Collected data

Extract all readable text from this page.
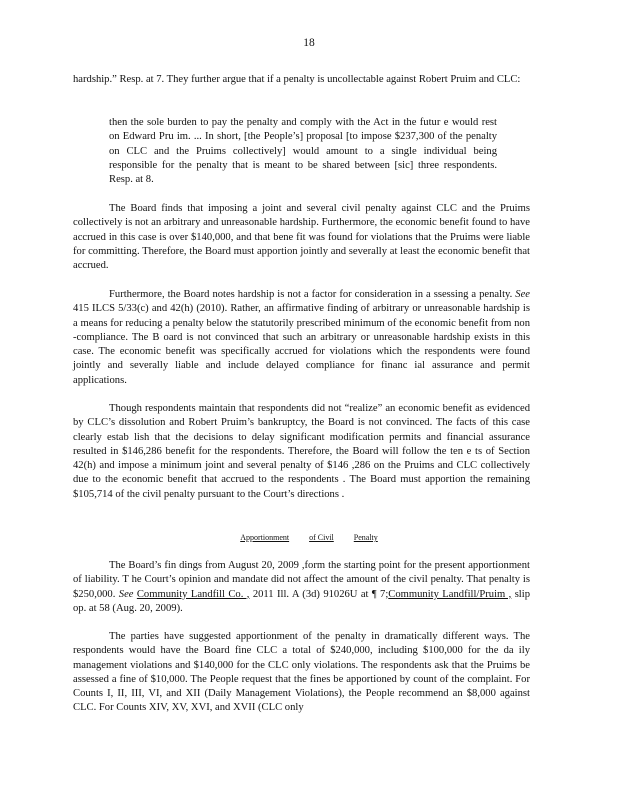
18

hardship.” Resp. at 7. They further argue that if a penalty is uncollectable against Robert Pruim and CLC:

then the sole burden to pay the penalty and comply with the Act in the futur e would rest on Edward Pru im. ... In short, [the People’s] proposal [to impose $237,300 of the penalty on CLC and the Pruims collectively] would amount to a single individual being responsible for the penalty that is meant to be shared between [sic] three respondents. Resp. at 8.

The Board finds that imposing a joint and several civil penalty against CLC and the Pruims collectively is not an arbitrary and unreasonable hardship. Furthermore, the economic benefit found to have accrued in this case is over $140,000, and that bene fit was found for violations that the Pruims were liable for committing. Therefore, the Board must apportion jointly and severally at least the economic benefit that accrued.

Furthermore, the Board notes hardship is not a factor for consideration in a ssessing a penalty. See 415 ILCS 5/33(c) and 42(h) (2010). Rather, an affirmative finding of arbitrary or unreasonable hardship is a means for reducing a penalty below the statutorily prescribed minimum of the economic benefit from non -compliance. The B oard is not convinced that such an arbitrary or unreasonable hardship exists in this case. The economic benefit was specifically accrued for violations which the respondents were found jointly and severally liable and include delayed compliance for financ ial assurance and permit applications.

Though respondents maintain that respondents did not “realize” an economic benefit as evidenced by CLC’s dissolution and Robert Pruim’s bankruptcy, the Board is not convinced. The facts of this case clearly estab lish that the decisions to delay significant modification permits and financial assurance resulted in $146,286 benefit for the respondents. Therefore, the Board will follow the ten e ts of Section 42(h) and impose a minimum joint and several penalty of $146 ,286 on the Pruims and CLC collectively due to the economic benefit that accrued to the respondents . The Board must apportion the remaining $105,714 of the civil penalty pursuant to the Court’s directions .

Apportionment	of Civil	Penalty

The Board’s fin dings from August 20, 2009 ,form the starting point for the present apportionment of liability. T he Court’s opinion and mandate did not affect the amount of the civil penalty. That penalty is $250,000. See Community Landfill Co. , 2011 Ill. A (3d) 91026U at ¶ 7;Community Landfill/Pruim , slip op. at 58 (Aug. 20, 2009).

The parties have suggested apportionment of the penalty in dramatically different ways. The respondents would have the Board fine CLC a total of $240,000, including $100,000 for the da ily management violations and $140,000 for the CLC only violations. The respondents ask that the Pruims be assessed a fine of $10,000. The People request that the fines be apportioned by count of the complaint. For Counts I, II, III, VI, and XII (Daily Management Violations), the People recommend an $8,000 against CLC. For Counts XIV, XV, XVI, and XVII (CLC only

---

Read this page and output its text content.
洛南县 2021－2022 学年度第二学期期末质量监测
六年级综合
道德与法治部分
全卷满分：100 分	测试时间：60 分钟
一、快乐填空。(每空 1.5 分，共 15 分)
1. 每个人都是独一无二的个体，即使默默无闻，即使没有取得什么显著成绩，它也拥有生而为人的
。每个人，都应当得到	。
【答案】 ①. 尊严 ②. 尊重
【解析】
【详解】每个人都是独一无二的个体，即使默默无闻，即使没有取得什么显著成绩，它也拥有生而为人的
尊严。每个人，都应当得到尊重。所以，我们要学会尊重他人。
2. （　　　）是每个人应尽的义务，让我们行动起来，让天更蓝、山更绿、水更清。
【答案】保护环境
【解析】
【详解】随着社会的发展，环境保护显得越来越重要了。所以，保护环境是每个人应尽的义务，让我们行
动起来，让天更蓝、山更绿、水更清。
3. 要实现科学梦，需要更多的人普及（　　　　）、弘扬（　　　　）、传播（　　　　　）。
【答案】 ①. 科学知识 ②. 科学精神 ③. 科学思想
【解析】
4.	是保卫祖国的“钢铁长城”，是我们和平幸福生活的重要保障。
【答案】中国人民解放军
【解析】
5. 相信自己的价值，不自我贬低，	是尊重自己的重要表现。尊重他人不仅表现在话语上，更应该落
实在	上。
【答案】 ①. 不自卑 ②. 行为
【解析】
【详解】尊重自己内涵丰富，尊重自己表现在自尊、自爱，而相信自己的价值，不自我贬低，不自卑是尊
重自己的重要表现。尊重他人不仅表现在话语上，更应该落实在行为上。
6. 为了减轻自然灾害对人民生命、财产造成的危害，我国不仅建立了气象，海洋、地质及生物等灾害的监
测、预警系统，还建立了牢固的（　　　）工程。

> **YOUR INSTRUCTIONS**: Look through the records and count each line that holds "unreasonable". Write only the total.

> **WRITTEN ANSWER**: 2